= WORK TO BE COMPLETED =
Retype the full set of records. Keep every character identical.
::::::
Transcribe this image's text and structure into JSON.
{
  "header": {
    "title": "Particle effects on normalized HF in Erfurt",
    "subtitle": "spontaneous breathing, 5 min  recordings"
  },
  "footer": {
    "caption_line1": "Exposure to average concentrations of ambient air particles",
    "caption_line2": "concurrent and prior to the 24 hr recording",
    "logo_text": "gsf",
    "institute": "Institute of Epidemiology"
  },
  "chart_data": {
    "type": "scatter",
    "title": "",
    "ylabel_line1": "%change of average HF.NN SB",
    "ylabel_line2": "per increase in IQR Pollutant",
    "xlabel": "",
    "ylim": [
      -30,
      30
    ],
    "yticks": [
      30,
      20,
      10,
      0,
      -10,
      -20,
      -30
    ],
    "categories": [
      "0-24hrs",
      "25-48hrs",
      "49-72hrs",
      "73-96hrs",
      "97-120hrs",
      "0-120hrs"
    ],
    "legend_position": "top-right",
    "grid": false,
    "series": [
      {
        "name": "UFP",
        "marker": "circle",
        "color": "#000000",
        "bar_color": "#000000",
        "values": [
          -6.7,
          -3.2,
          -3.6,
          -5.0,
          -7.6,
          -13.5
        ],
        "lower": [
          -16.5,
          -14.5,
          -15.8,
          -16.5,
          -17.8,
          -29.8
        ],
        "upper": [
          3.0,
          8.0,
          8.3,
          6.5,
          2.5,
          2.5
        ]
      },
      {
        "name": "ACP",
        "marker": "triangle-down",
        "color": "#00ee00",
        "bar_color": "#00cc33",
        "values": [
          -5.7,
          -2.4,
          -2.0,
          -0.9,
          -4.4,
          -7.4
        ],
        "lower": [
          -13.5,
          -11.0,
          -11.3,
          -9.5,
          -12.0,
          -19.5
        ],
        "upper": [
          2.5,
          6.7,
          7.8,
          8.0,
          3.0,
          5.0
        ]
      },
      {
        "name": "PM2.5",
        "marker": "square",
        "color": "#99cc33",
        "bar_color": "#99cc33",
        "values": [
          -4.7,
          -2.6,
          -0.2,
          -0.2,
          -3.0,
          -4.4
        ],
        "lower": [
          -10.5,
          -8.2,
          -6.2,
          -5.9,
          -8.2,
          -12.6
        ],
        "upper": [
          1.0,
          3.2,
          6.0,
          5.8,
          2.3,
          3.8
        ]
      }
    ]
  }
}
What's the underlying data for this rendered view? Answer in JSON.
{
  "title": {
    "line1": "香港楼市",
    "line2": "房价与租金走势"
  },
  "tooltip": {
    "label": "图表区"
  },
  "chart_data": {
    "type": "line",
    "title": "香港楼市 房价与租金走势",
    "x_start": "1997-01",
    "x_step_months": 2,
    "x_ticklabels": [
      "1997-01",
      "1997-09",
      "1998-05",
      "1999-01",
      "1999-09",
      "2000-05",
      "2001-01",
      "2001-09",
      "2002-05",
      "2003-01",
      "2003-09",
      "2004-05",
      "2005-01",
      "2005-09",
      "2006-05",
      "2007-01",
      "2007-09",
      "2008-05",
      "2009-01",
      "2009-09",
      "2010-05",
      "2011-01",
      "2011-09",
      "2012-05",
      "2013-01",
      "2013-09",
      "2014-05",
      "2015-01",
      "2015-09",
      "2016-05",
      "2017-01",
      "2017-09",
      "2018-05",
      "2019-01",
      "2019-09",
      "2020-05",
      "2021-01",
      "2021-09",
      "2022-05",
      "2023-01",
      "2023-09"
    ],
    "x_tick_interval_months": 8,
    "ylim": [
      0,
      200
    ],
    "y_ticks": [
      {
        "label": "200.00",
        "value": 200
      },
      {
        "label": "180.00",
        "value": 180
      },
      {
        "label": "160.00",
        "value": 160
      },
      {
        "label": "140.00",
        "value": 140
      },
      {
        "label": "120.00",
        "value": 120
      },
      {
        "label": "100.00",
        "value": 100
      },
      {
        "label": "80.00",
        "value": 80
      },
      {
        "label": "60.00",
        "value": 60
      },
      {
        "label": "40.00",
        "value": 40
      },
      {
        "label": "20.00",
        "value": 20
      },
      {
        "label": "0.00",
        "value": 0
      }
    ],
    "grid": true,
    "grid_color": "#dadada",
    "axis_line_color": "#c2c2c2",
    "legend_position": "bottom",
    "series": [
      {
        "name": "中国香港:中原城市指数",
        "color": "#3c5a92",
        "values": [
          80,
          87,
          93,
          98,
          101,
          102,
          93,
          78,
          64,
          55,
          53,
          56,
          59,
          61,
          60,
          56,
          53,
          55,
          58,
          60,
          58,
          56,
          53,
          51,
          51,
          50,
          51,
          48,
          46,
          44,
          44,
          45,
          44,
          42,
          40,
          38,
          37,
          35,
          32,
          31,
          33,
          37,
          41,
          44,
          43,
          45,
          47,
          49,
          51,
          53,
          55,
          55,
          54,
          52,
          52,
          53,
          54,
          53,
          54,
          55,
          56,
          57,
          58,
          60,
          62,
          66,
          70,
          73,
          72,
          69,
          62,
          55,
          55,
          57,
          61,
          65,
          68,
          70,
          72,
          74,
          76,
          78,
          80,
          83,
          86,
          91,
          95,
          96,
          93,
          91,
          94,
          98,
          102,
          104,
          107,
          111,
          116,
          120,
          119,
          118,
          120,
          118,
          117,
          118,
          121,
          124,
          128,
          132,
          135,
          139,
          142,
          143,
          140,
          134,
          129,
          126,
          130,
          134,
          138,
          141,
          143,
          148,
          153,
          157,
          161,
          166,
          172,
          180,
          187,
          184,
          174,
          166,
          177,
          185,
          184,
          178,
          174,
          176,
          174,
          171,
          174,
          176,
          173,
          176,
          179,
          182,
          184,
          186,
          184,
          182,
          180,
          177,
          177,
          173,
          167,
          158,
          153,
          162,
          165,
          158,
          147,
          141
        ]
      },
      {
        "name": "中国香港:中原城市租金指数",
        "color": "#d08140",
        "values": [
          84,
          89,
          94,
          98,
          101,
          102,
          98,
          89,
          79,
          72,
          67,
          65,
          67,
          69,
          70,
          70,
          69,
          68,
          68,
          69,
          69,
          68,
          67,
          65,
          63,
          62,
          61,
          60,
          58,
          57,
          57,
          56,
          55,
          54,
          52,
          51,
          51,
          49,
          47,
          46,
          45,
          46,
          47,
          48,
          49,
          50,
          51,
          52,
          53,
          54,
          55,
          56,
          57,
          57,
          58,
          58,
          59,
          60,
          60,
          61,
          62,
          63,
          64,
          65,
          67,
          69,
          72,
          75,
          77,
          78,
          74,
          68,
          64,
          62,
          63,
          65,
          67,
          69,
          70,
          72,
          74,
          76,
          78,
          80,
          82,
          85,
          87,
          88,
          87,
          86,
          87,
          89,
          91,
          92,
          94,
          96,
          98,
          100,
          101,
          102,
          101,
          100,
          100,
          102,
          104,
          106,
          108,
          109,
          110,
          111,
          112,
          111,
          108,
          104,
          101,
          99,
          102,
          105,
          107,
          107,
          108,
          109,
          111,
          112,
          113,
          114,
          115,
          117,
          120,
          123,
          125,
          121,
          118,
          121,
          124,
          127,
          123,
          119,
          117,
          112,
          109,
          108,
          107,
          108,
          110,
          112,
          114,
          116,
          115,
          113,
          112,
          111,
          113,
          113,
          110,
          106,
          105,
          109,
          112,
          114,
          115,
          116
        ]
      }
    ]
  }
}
::::::
= SOLUTION TO THIS EXERCISE =
Transcribe this image's text and structure into JSON.
{
  "header": {
    "title": "Particle effects on normalized HF in Erfurt",
    "subtitle": "spontaneous breathing, 5 min  recordings"
  },
  "footer": {
    "caption_line1": "Exposure to average concentrations of ambient air particles",
    "caption_line2": "concurrent and prior to the 24 hr recording",
    "logo_text": "gsf",
    "institute": "Institute of Epidemiology"
  },
  "chart_data": {
    "type": "scatter",
    "title": "",
    "ylabel_line1": "%change of average HF.NN SB",
    "ylabel_line2": "per increase in IQR Pollutant",
    "xlabel": "",
    "ylim": [
      -30,
      30
    ],
    "yticks": [
      30,
      20,
      10,
      0,
      -10,
      -20,
      -30
    ],
    "categories": [
      "0-24hrs",
      "25-48hrs",
      "49-72hrs",
      "73-96hrs",
      "97-120hrs",
      "0-120hrs"
    ],
    "legend_position": "top-right",
    "grid": false,
    "series": [
      {
        "name": "UFP",
        "marker": "circle",
        "color": "#000000",
        "bar_color": "#000000",
        "values": [
          -6.7,
          -3.2,
          -3.6,
          -5.0,
          -7.6,
          -13.5
        ],
        "lower": [
          -16.5,
          -14.5,
          -15.8,
          -16.5,
          -17.8,
          -29.8
        ],
        "upper": [
          3.0,
          8.0,
          8.3,
          6.5,
          2.5,
          2.5
        ]
      },
      {
        "name": "ACP",
        "marker": "triangle-down",
        "color": "#00ee00",
        "bar_color": "#00cc33",
        "values": [
          -5.7,
          -2.4,
          -2.0,
          -0.9,
          -4.4,
          -7.4
        ],
        "lower": [
          -13.5,
          -11.0,
          -11.3,
          -9.5,
          -12.0,
          -19.5
        ],
        "upper": [
          2.5,
          6.7,
          7.8,
          8.0,
          3.0,
          5.0
        ]
      },
      {
        "name": "PM2.5",
        "marker": "square",
        "color": "#99cc33",
        "bar_color": "#99cc33",
        "values": [
          -4.7,
          -2.6,
          -0.2,
          -0.2,
          -3.0,
          -4.4
        ],
        "lower": [
          -10.5,
          -8.2,
          -6.2,
          -5.9,
          -8.2,
          -12.6
        ],
        "upper": [
          1.0,
          3.2,
          6.0,
          5.8,
          2.3,
          3.8
        ]
      }
    ]
  }
}
What's the underlying data for this rendered view? Answer in JSON.
{
  "title": {
    "line1": "香港楼市",
    "line2": "房价与租金走势"
  },
  "tooltip": {
    "label": "图表区"
  },
  "chart_data": {
    "type": "line",
    "title": "香港楼市 房价与租金走势",
    "x_start": "1997-01",
    "x_step_months": 2,
    "x_ticklabels": [
      "1997-01",
      "1997-09",
      "1998-05",
      "1999-01",
      "1999-09",
      "2000-05",
      "2001-01",
      "2001-09",
      "2002-05",
      "2003-01",
      "2003-09",
      "2004-05",
      "2005-01",
      "2005-09",
      "2006-05",
      "2007-01",
      "2007-09",
      "2008-05",
      "2009-01",
      "2009-09",
      "2010-05",
      "2011-01",
      "2011-09",
      "2012-05",
      "2013-01",
      "2013-09",
      "2014-05",
      "2015-01",
      "2015-09",
      "2016-05",
      "2017-01",
      "2017-09",
      "2018-05",
      "2019-01",
      "2019-09",
      "2020-05",
      "2021-01",
      "2021-09",
      "2022-05",
      "2023-01",
      "2023-09"
    ],
    "x_tick_interval_months": 8,
    "ylim": [
      0,
      200
    ],
    "y_ticks": [
      {
        "label": "200.00",
        "value": 200
      },
      {
        "label": "180.00",
        "value": 180
      },
      {
        "label": "160.00",
        "value": 160
      },
      {
        "label": "140.00",
        "value": 140
      },
      {
        "label": "120.00",
        "value": 120
      },
      {
        "label": "100.00",
        "value": 100
      },
      {
        "label": "80.00",
        "value": 80
      },
      {
        "label": "60.00",
        "value": 60
      },
      {
        "label": "40.00",
        "value": 40
      },
      {
        "label": "20.00",
        "value": 20
      },
      {
        "label": "0.00",
        "value": 0
      }
    ],
    "grid": true,
    "grid_color": "#dadada",
    "axis_line_color": "#c2c2c2",
    "legend_position": "bottom",
    "series": [
      {
        "name": "中国香港:中原城市指数",
        "color": "#3c5a92",
        "values": [
          80,
          87,
          93,
          98,
          101,
          102,
          93,
          78,
          64,
          55,
          53,
          56,
          59,
          61,
          60,
          56,
          53,
          55,
          58,
          60,
          58,
          56,
          53,
          51,
          51,
          50,
          51,
          48,
          46,
          44,
          44,
          45,
          44,
          42,
          40,
          38,
          37,
          35,
          32,
          31,
          33,
          37,
          41,
          44,
          43,
          45,
          47,
          49,
          51,
          53,
          55,
          55,
          54,
          52,
          52,
          53,
          54,
          53,
          54,
          55,
          56,
          57,
          58,
          60,
          62,
          66,
          70,
          73,
          72,
          69,
          62,
          55,
          55,
          57,
          61,
          65,
          68,
          70,
          72,
          74,
          76,
          78,
          80,
          83,
          86,
          91,
          95,
          96,
          93,
          91,
          94,
          98,
          102,
          104,
          107,
          111,
          116,
          120,
          119,
          118,
          120,
          118,
          117,
          118,
          121,
          124,
          128,
          132,
          135,
          139,
          142,
          143,
          140,
          134,
          129,
          126,
          130,
          134,
          138,
          141,
          143,
          148,
          153,
          157,
          161,
          166,
          172,
          180,
          187,
          184,
          174,
          166,
          177,
          185,
          184,
          178,
          174,
          176,
          174,
          171,
          174,
          176,
          173,
          176,
          179,
          182,
          184,
          186,
          184,
          182,
          180,
          177,
          177,
          173,
          167,
          158,
          153,
          162,
          165,
          158,
          147,
          141
        ]
      },
      {
        "name": "中国香港:中原城市租金指数",
        "color": "#d08140",
        "values": [
          84,
          89,
          94,
          98,
          101,
          102,
          98,
          89,
          79,
          72,
          67,
          65,
          67,
          69,
          70,
          70,
          69,
          68,
          68,
          69,
          69,
          68,
          67,
          65,
          63,
          62,
          61,
          60,
          58,
          57,
          57,
          56,
          55,
          54,
          52,
          51,
          51,
          49,
          47,
          46,
          45,
          46,
          47,
          48,
          49,
          50,
          51,
          52,
          53,
          54,
          55,
          56,
          57,
          57,
          58,
          58,
          59,
          60,
          60,
          61,
          62,
          63,
          64,
          65,
          67,
          69,
          72,
          75,
          77,
          78,
          74,
          68,
          64,
          62,
          63,
          65,
          67,
          69,
          70,
          72,
          74,
          76,
          78,
          80,
          82,
          85,
          87,
          88,
          87,
          86,
          87,
          89,
          91,
          92,
          94,
          96,
          98,
          100,
          101,
          102,
          101,
          100,
          100,
          102,
          104,
          106,
          108,
          109,
          110,
          111,
          112,
          111,
          108,
          104,
          101,
          99,
          102,
          105,
          107,
          107,
          108,
          109,
          111,
          112,
          113,
          114,
          115,
          117,
          120,
          123,
          125,
          121,
          118,
          121,
          124,
          127,
          123,
          119,
          117,
          112,
          109,
          108,
          107,
          108,
          110,
          112,
          114,
          116,
          115,
          113,
          112,
          111,
          113,
          113,
          110,
          106,
          105,
          109,
          112,
          114,
          115,
          116
        ]
      }
    ]
  }
}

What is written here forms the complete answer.